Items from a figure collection
..........
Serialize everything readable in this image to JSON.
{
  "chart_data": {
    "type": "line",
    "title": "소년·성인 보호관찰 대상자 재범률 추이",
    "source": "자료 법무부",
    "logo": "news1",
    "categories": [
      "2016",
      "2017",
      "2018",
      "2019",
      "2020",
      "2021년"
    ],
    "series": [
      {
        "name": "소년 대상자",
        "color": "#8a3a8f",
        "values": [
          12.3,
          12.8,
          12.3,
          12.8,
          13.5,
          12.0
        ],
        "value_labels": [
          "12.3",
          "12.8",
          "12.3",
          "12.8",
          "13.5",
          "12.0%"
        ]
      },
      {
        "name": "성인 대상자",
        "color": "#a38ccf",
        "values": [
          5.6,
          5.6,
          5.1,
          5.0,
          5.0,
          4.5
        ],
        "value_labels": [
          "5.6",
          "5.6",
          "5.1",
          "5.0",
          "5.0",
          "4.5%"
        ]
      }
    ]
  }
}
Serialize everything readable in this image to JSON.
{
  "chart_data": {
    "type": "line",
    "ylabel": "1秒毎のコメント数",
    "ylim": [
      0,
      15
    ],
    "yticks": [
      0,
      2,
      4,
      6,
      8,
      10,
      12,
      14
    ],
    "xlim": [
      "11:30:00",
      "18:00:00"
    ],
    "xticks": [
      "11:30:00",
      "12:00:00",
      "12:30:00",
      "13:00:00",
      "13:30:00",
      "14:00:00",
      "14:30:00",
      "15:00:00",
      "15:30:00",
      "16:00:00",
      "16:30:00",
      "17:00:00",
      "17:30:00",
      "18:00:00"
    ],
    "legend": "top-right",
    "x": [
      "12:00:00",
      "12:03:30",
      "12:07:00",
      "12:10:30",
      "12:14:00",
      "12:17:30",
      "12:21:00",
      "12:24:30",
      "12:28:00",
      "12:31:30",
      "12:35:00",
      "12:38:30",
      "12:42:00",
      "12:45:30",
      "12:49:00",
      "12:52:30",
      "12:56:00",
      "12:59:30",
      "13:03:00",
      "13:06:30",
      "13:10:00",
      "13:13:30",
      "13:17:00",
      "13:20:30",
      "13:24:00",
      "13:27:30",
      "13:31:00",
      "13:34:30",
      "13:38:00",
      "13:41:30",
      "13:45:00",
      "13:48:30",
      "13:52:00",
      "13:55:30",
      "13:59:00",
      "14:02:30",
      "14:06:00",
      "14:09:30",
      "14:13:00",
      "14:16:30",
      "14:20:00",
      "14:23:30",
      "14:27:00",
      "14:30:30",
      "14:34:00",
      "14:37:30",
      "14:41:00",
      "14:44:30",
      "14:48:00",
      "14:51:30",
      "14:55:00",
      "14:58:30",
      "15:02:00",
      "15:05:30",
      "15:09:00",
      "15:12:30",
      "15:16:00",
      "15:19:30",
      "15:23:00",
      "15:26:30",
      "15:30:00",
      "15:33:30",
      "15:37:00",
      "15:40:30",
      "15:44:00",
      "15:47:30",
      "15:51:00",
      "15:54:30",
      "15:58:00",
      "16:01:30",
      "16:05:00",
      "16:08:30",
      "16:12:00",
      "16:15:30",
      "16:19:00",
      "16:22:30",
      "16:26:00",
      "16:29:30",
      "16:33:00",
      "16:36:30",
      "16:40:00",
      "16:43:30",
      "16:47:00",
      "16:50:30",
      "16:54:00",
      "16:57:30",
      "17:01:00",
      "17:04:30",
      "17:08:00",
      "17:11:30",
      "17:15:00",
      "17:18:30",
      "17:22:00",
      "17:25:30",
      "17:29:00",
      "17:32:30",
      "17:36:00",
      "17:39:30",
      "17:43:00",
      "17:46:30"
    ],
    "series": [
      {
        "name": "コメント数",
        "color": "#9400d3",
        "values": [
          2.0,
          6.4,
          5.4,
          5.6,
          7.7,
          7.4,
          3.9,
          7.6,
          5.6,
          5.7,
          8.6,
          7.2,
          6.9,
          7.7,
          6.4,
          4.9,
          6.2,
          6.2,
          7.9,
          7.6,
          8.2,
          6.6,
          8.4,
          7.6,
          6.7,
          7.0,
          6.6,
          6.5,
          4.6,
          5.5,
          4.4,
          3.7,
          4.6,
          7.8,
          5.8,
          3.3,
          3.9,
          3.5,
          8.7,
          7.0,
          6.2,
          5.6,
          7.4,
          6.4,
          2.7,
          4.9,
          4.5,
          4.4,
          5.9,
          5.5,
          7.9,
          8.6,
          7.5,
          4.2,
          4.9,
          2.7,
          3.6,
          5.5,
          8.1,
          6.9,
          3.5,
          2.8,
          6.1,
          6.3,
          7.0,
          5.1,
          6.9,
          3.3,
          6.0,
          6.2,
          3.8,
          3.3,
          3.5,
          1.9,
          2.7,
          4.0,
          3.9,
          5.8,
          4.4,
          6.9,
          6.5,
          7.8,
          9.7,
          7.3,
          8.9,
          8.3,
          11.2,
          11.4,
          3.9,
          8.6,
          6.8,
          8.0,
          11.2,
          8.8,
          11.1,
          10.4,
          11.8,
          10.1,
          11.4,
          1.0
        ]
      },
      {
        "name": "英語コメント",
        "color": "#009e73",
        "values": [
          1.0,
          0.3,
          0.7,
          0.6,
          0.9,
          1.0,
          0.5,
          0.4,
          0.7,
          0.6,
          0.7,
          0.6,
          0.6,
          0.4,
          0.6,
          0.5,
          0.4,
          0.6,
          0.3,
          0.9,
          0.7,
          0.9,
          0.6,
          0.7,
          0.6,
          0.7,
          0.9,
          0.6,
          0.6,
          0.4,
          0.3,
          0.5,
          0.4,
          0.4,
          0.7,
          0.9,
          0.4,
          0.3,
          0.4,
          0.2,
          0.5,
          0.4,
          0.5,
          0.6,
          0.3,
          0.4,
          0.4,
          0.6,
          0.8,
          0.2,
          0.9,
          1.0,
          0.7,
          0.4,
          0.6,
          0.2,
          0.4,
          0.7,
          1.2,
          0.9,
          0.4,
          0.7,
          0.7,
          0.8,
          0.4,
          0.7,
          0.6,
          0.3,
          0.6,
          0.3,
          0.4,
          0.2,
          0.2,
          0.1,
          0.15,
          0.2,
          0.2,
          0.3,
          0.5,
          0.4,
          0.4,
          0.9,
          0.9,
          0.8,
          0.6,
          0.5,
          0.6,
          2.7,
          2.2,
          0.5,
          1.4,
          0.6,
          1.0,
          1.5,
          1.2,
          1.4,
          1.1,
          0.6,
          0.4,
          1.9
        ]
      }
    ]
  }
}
..........
### Set task
Read the entries and pick out all lines that include the word "color".

### Exercise solution
        "color": "#8a3a8f",
        "color": "#a38ccf",
        "color": "#9400d3",
        "color": "#009e73",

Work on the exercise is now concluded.